Figure content listings ▸
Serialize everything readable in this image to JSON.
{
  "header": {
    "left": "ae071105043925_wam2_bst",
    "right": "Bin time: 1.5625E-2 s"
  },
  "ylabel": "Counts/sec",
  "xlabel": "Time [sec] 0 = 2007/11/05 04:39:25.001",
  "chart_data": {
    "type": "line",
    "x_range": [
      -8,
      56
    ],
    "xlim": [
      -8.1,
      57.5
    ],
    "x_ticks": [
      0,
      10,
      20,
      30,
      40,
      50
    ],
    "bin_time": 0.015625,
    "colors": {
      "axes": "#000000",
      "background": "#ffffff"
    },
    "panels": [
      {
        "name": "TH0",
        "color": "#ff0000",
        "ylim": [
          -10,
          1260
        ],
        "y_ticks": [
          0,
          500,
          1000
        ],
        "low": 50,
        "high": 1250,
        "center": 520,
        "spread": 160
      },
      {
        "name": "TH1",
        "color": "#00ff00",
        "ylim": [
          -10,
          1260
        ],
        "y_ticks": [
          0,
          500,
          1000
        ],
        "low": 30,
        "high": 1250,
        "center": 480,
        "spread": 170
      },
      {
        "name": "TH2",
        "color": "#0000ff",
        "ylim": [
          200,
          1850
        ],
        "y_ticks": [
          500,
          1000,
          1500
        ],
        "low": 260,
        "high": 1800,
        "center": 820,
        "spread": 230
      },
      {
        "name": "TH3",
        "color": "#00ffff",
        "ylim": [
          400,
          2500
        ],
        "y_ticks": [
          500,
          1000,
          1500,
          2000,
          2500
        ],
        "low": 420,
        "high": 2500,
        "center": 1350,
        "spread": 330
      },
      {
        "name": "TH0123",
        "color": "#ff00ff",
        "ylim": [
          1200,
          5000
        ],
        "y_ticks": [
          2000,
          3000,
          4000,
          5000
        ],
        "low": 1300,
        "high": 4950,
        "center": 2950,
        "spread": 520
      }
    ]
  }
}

Exercise details ▸
Repeat every record, exactly as written.

Result of the exercise ▸
Serialize everything readable in this image to JSON.
{
  "header": {
    "left": "ae071105043925_wam2_bst",
    "right": "Bin time: 1.5625E-2 s"
  },
  "ylabel": "Counts/sec",
  "xlabel": "Time [sec] 0 = 2007/11/05 04:39:25.001",
  "chart_data": {
    "type": "line",
    "x_range": [
      -8,
      56
    ],
    "xlim": [
      -8.1,
      57.5
    ],
    "x_ticks": [
      0,
      10,
      20,
      30,
      40,
      50
    ],
    "bin_time": 0.015625,
    "colors": {
      "axes": "#000000",
      "background": "#ffffff"
    },
    "panels": [
      {
        "name": "TH0",
        "color": "#ff0000",
        "ylim": [
          -10,
          1260
        ],
        "y_ticks": [
          0,
          500,
          1000
        ],
        "low": 50,
        "high": 1250,
        "center": 520,
        "spread": 160
      },
      {
        "name": "TH1",
        "color": "#00ff00",
        "ylim": [
          -10,
          1260
        ],
        "y_ticks": [
          0,
          500,
          1000
        ],
        "low": 30,
        "high": 1250,
        "center": 480,
        "spread": 170
      },
      {
        "name": "TH2",
        "color": "#0000ff",
        "ylim": [
          200,
          1850
        ],
        "y_ticks": [
          500,
          1000,
          1500
        ],
        "low": 260,
        "high": 1800,
        "center": 820,
        "spread": 230
      },
      {
        "name": "TH3",
        "color": "#00ffff",
        "ylim": [
          400,
          2500
        ],
        "y_ticks": [
          500,
          1000,
          1500,
          2000,
          2500
        ],
        "low": 420,
        "high": 2500,
        "center": 1350,
        "spread": 330
      },
      {
        "name": "TH0123",
        "color": "#ff00ff",
        "ylim": [
          1200,
          5000
        ],
        "y_ticks": [
          2000,
          3000,
          4000,
          5000
        ],
        "low": 1300,
        "high": 4950,
        "center": 2950,
        "spread": 520
      }
    ]
  }
}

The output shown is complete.